- [Directions for this task]
Exactly as written, quote every line that follows, skipping the images.
━━━━━ Entries
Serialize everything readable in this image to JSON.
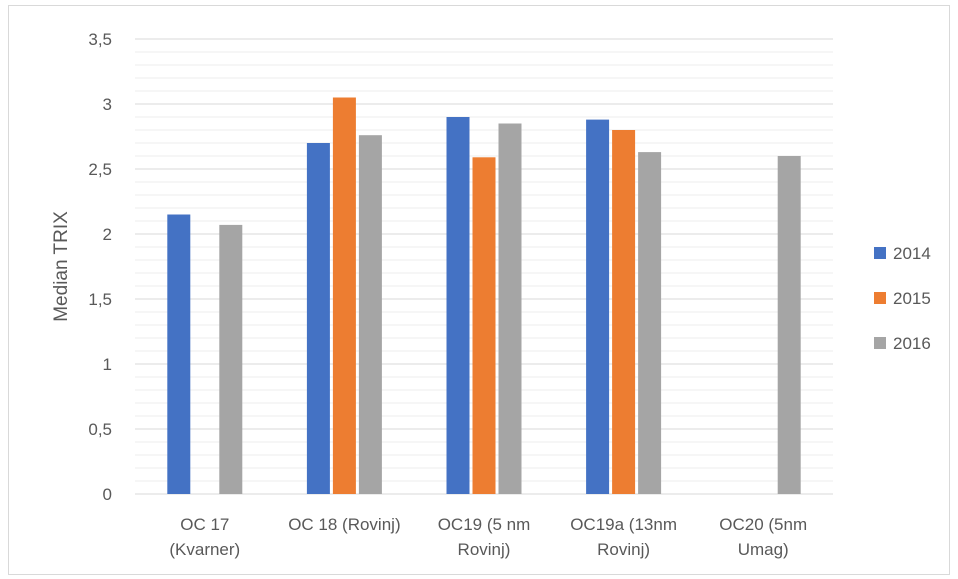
{
  "chart_data": {
    "type": "bar",
    "ylabel": "Median TRIX",
    "ylim": [
      0,
      3.5
    ],
    "y_major_step": 0.5,
    "y_minor_step": 0.1,
    "y_tick_labels": [
      "0",
      "0,5",
      "1",
      "1,5",
      "2",
      "2,5",
      "3",
      "3,5"
    ],
    "grid": true,
    "legend": "right",
    "categories": [
      [
        "OC 17",
        "(Kvarner)"
      ],
      [
        "OC 18 (Rovinj)"
      ],
      [
        "OC19 (5 nm",
        "Rovinj)"
      ],
      [
        "OC19a (13nm",
        "Rovinj)"
      ],
      [
        "OC20 (5nm",
        "Umag)"
      ]
    ],
    "series": [
      {
        "name": "2014",
        "color": "#4472c4",
        "values": [
          2.15,
          2.7,
          2.9,
          2.88,
          null
        ]
      },
      {
        "name": "2015",
        "color": "#ed7d31",
        "values": [
          null,
          3.05,
          2.59,
          2.8,
          null
        ]
      },
      {
        "name": "2016",
        "color": "#a5a5a5",
        "values": [
          2.07,
          2.76,
          2.85,
          2.63,
          2.6
        ]
      }
    ]
  }
}
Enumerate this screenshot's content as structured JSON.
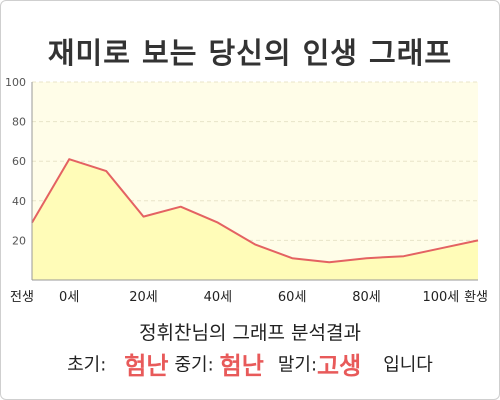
{
  "title": "재미로 보는 당신의 인생 그래프",
  "chart_data": {
    "type": "area",
    "categories": [
      "전생",
      "0세",
      "20세",
      "40세",
      "60세",
      "80세",
      "100세",
      "환생"
    ],
    "x": [
      -10,
      0,
      10,
      20,
      30,
      40,
      50,
      60,
      70,
      80,
      90,
      100,
      110
    ],
    "values": [
      29,
      61,
      55,
      32,
      37,
      29,
      18,
      11,
      9,
      11,
      12,
      16,
      20
    ],
    "yticks": [
      20,
      40,
      60,
      80,
      100
    ],
    "ylim": [
      0,
      100
    ],
    "xlim": [
      -10,
      110
    ],
    "grid": true,
    "colors": {
      "line": "#e46262",
      "fill": "#fffcb8",
      "plot_bg": "#fffde8",
      "grid": "#e8e4c8",
      "axis": "#999999"
    }
  },
  "result": {
    "heading": "정휘찬님의 그래프 분석결과",
    "early_label": "초기:",
    "early_value": "험난",
    "middle_label": "중기:",
    "middle_value": "험난",
    "late_label": "말기:",
    "late_value": "고생",
    "suffix": "입니다"
  }
}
━━━━━━━━━━
- [Result for this task]
Serialize everything readable in this image to JSON.
{
  "chart_data": {
    "type": "bar",
    "ylabel": "Median TRIX",
    "ylim": [
      0,
      3.5
    ],
    "y_major_step": 0.5,
    "y_minor_step": 0.1,
    "y_tick_labels": [
      "0",
      "0,5",
      "1",
      "1,5",
      "2",
      "2,5",
      "3",
      "3,5"
    ],
    "grid": true,
    "legend": "right",
    "categories": [
      [
        "OC 17",
        "(Kvarner)"
      ],
      [
        "OC 18 (Rovinj)"
      ],
      [
        "OC19 (5 nm",
        "Rovinj)"
      ],
      [
        "OC19a (13nm",
        "Rovinj)"
      ],
      [
        "OC20 (5nm",
        "Umag)"
      ]
    ],
    "series": [
      {
        "name": "2014",
        "color": "#4472c4",
        "values": [
          2.15,
          2.7,
          2.9,
          2.88,
          null
        ]
      },
      {
        "name": "2015",
        "color": "#ed7d31",
        "values": [
          null,
          3.05,
          2.59,
          2.8,
          null
        ]
      },
      {
        "name": "2016",
        "color": "#a5a5a5",
        "values": [
          2.07,
          2.76,
          2.85,
          2.63,
          2.6
        ]
      }
    ]
  }
}
Enumerate this screenshot's content as structured JSON.
{
  "title": "재미로 보는 당신의 인생 그래프",
  "chart_data": {
    "type": "area",
    "categories": [
      "전생",
      "0세",
      "20세",
      "40세",
      "60세",
      "80세",
      "100세",
      "환생"
    ],
    "x": [
      -10,
      0,
      10,
      20,
      30,
      40,
      50,
      60,
      70,
      80,
      90,
      100,
      110
    ],
    "values": [
      29,
      61,
      55,
      32,
      37,
      29,
      18,
      11,
      9,
      11,
      12,
      16,
      20
    ],
    "yticks": [
      20,
      40,
      60,
      80,
      100
    ],
    "ylim": [
      0,
      100
    ],
    "xlim": [
      -10,
      110
    ],
    "grid": true,
    "colors": {
      "line": "#e46262",
      "fill": "#fffcb8",
      "plot_bg": "#fffde8",
      "grid": "#e8e4c8",
      "axis": "#999999"
    }
  },
  "result": {
    "heading": "정휘찬님의 그래프 분석결과",
    "early_label": "초기:",
    "early_value": "험난",
    "middle_label": "중기:",
    "middle_value": "험난",
    "late_label": "말기:",
    "late_value": "고생",
    "suffix": "입니다"
  }
}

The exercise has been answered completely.